Stated goal: Would you set down every entry shown below, precisely as written?
____ Given data
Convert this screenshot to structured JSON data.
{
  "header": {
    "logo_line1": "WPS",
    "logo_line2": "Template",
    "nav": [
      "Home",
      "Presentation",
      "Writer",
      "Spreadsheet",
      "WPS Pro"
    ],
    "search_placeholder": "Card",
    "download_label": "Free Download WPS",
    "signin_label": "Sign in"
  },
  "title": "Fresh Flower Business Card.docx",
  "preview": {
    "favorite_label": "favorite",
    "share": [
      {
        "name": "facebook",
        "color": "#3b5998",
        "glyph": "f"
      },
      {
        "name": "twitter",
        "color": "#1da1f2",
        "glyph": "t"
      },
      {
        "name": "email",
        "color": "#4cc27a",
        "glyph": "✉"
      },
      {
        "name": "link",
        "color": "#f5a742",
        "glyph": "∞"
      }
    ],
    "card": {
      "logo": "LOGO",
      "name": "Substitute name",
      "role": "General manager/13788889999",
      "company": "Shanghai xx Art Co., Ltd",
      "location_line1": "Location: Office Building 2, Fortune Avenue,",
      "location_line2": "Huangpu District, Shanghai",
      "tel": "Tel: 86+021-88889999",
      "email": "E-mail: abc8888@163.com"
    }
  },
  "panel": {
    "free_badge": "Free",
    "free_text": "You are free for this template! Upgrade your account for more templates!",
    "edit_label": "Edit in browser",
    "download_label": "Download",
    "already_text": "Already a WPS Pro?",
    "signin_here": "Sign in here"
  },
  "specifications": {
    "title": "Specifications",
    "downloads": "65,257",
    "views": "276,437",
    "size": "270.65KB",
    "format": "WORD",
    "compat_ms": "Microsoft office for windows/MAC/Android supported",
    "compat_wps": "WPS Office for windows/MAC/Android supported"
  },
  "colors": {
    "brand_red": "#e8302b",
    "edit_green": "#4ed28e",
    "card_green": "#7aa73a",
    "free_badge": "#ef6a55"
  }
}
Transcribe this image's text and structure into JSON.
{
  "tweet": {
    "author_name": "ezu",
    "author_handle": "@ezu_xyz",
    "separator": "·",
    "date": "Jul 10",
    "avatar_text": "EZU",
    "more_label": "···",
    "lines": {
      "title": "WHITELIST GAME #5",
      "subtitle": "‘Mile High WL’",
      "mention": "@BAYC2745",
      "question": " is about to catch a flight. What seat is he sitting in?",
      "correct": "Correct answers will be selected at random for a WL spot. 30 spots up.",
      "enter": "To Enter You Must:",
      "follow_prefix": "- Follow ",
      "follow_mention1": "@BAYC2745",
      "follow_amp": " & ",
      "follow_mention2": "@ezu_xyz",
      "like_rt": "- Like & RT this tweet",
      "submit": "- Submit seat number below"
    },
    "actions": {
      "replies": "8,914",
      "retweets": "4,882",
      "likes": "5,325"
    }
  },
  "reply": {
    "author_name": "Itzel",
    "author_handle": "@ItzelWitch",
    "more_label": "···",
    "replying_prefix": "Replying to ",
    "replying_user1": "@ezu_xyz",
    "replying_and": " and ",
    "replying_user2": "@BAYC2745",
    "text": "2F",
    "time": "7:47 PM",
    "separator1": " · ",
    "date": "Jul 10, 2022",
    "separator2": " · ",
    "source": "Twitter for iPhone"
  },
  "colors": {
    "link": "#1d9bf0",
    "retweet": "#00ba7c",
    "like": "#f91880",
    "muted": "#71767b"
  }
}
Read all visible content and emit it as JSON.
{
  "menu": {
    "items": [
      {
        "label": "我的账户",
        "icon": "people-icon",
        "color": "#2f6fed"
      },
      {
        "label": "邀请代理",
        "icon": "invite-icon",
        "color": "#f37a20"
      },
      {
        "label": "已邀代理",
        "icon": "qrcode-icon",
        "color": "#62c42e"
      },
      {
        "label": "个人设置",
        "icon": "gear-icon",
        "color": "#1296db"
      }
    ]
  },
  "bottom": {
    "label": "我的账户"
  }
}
________
Final answer:
Convert this screenshot to structured JSON data.
{
  "header": {
    "logo_line1": "WPS",
    "logo_line2": "Template",
    "nav": [
      "Home",
      "Presentation",
      "Writer",
      "Spreadsheet",
      "WPS Pro"
    ],
    "search_placeholder": "Card",
    "download_label": "Free Download WPS",
    "signin_label": "Sign in"
  },
  "title": "Fresh Flower Business Card.docx",
  "preview": {
    "favorite_label": "favorite",
    "share": [
      {
        "name": "facebook",
        "color": "#3b5998",
        "glyph": "f"
      },
      {
        "name": "twitter",
        "color": "#1da1f2",
        "glyph": "t"
      },
      {
        "name": "email",
        "color": "#4cc27a",
        "glyph": "✉"
      },
      {
        "name": "link",
        "color": "#f5a742",
        "glyph": "∞"
      }
    ],
    "card": {
      "logo": "LOGO",
      "name": "Substitute name",
      "role": "General manager/13788889999",
      "company": "Shanghai xx Art Co., Ltd",
      "location_line1": "Location: Office Building 2, Fortune Avenue,",
      "location_line2": "Huangpu District, Shanghai",
      "tel": "Tel: 86+021-88889999",
      "email": "E-mail: abc8888@163.com"
    }
  },
  "panel": {
    "free_badge": "Free",
    "free_text": "You are free for this template! Upgrade your account for more templates!",
    "edit_label": "Edit in browser",
    "download_label": "Download",
    "already_text": "Already a WPS Pro?",
    "signin_here": "Sign in here"
  },
  "specifications": {
    "title": "Specifications",
    "downloads": "65,257",
    "views": "276,437",
    "size": "270.65KB",
    "format": "WORD",
    "compat_ms": "Microsoft office for windows/MAC/Android supported",
    "compat_wps": "WPS Office for windows/MAC/Android supported"
  },
  "colors": {
    "brand_red": "#e8302b",
    "edit_green": "#4ed28e",
    "card_green": "#7aa73a",
    "free_badge": "#ef6a55"
  }
}
Transcribe this image's text and structure into JSON.
{
  "tweet": {
    "author_name": "ezu",
    "author_handle": "@ezu_xyz",
    "separator": "·",
    "date": "Jul 10",
    "avatar_text": "EZU",
    "more_label": "···",
    "lines": {
      "title": "WHITELIST GAME #5",
      "subtitle": "‘Mile High WL’",
      "mention": "@BAYC2745",
      "question": " is about to catch a flight. What seat is he sitting in?",
      "correct": "Correct answers will be selected at random for a WL spot. 30 spots up.",
      "enter": "To Enter You Must:",
      "follow_prefix": "- Follow ",
      "follow_mention1": "@BAYC2745",
      "follow_amp": " & ",
      "follow_mention2": "@ezu_xyz",
      "like_rt": "- Like & RT this tweet",
      "submit": "- Submit seat number below"
    },
    "actions": {
      "replies": "8,914",
      "retweets": "4,882",
      "likes": "5,325"
    }
  },
  "reply": {
    "author_name": "Itzel",
    "author_handle": "@ItzelWitch",
    "more_label": "···",
    "replying_prefix": "Replying to ",
    "replying_user1": "@ezu_xyz",
    "replying_and": " and ",
    "replying_user2": "@BAYC2745",
    "text": "2F",
    "time": "7:47 PM",
    "separator1": " · ",
    "date": "Jul 10, 2022",
    "separator2": " · ",
    "source": "Twitter for iPhone"
  },
  "colors": {
    "link": "#1d9bf0",
    "retweet": "#00ba7c",
    "like": "#f91880",
    "muted": "#71767b"
  }
}
Read all visible content and emit it as JSON.
{
  "menu": {
    "items": [
      {
        "label": "我的账户",
        "icon": "people-icon",
        "color": "#2f6fed"
      },
      {
        "label": "邀请代理",
        "icon": "invite-icon",
        "color": "#f37a20"
      },
      {
        "label": "已邀代理",
        "icon": "qrcode-icon",
        "color": "#62c42e"
      },
      {
        "label": "个人设置",
        "icon": "gear-icon",
        "color": "#1296db"
      }
    ]
  },
  "bottom": {
    "label": "我的账户"
  }
}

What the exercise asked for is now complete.